## START Dataset records
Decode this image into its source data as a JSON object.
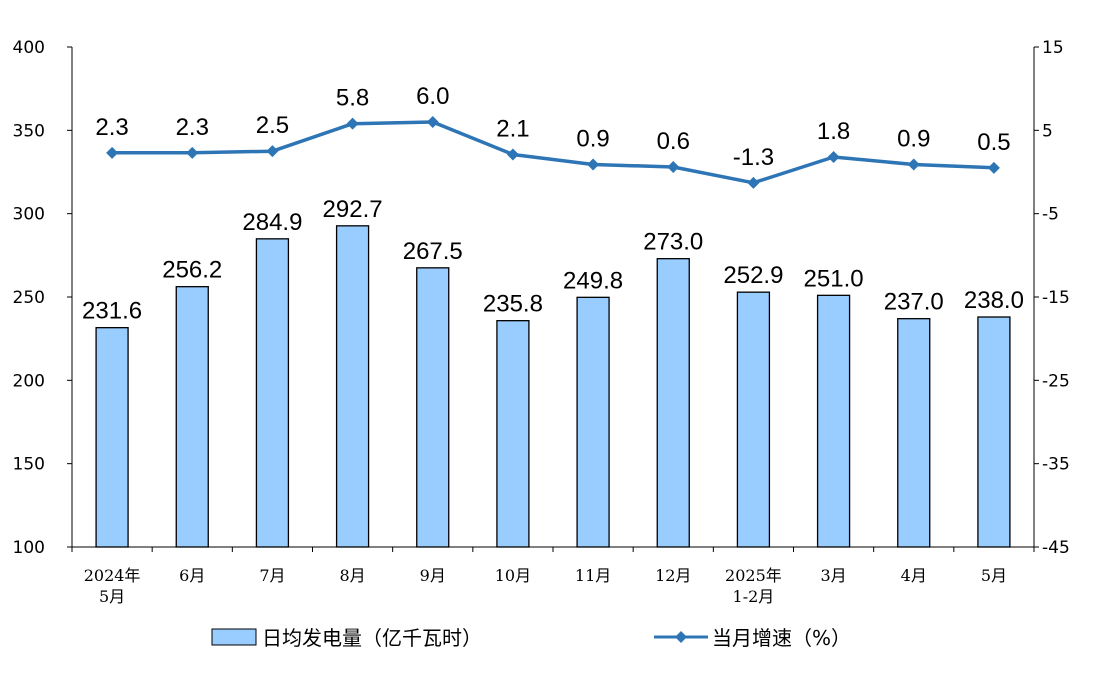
{
  "chart_data": {
    "type": "bar+line",
    "categories": [
      [
        "2024年",
        "5月"
      ],
      [
        "6月"
      ],
      [
        "7月"
      ],
      [
        "8月"
      ],
      [
        "9月"
      ],
      [
        "10月"
      ],
      [
        "11月"
      ],
      [
        "12月"
      ],
      [
        "2025年",
        "1-2月"
      ],
      [
        "3月"
      ],
      [
        "4月"
      ],
      [
        "5月"
      ]
    ],
    "series": [
      {
        "name": "日均发电量（亿千瓦时）",
        "type": "bar",
        "axis": "left",
        "color": "#99ccff",
        "values": [
          231.6,
          256.2,
          284.9,
          292.7,
          267.5,
          235.8,
          249.8,
          273.0,
          252.9,
          251.0,
          237.0,
          238.0
        ],
        "labels": [
          "231.6",
          "256.2",
          "284.9",
          "292.7",
          "267.5",
          "235.8",
          "249.8",
          "273.0",
          "252.9",
          "251.0",
          "237.0",
          "238.0"
        ]
      },
      {
        "name": "当月增速（%）",
        "type": "line",
        "axis": "right",
        "color": "#2e75b6",
        "values": [
          2.3,
          2.3,
          2.5,
          5.8,
          6.0,
          2.1,
          0.9,
          0.6,
          -1.3,
          1.8,
          0.9,
          0.5
        ],
        "labels": [
          "2.3",
          "2.3",
          "2.5",
          "5.8",
          "6.0",
          "2.1",
          "0.9",
          "0.6",
          "-1.3",
          "1.8",
          "0.9",
          "0.5"
        ]
      }
    ],
    "y_left": {
      "min": 100,
      "max": 400,
      "ticks": [
        100,
        150,
        200,
        250,
        300,
        350,
        400
      ]
    },
    "y_right": {
      "min": -45,
      "max": 15,
      "ticks": [
        -45,
        -35,
        -25,
        -15,
        -5,
        5,
        15
      ]
    },
    "legend": "bottom",
    "grid": false
  }
}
## END Dataset records
Problem to work on = Without the pictures, output the full listing exactly as it stands.

Output for this task =
Decode this image into its source data as a JSON object.
{
  "chart_data": {
    "type": "bar+line",
    "categories": [
      [
        "2024年",
        "5月"
      ],
      [
        "6月"
      ],
      [
        "7月"
      ],
      [
        "8月"
      ],
      [
        "9月"
      ],
      [
        "10月"
      ],
      [
        "11月"
      ],
      [
        "12月"
      ],
      [
        "2025年",
        "1-2月"
      ],
      [
        "3月"
      ],
      [
        "4月"
      ],
      [
        "5月"
      ]
    ],
    "series": [
      {
        "name": "日均发电量（亿千瓦时）",
        "type": "bar",
        "axis": "left",
        "color": "#99ccff",
        "values": [
          231.6,
          256.2,
          284.9,
          292.7,
          267.5,
          235.8,
          249.8,
          273.0,
          252.9,
          251.0,
          237.0,
          238.0
        ],
        "labels": [
          "231.6",
          "256.2",
          "284.9",
          "292.7",
          "267.5",
          "235.8",
          "249.8",
          "273.0",
          "252.9",
          "251.0",
          "237.0",
          "238.0"
        ]
      },
      {
        "name": "当月增速（%）",
        "type": "line",
        "axis": "right",
        "color": "#2e75b6",
        "values": [
          2.3,
          2.3,
          2.5,
          5.8,
          6.0,
          2.1,
          0.9,
          0.6,
          -1.3,
          1.8,
          0.9,
          0.5
        ],
        "labels": [
          "2.3",
          "2.3",
          "2.5",
          "5.8",
          "6.0",
          "2.1",
          "0.9",
          "0.6",
          "-1.3",
          "1.8",
          "0.9",
          "0.5"
        ]
      }
    ],
    "y_left": {
      "min": 100,
      "max": 400,
      "ticks": [
        100,
        150,
        200,
        250,
        300,
        350,
        400
      ]
    },
    "y_right": {
      "min": -45,
      "max": 15,
      "ticks": [
        -45,
        -35,
        -25,
        -15,
        -5,
        5,
        15
      ]
    },
    "legend": "bottom",
    "grid": false
  }
}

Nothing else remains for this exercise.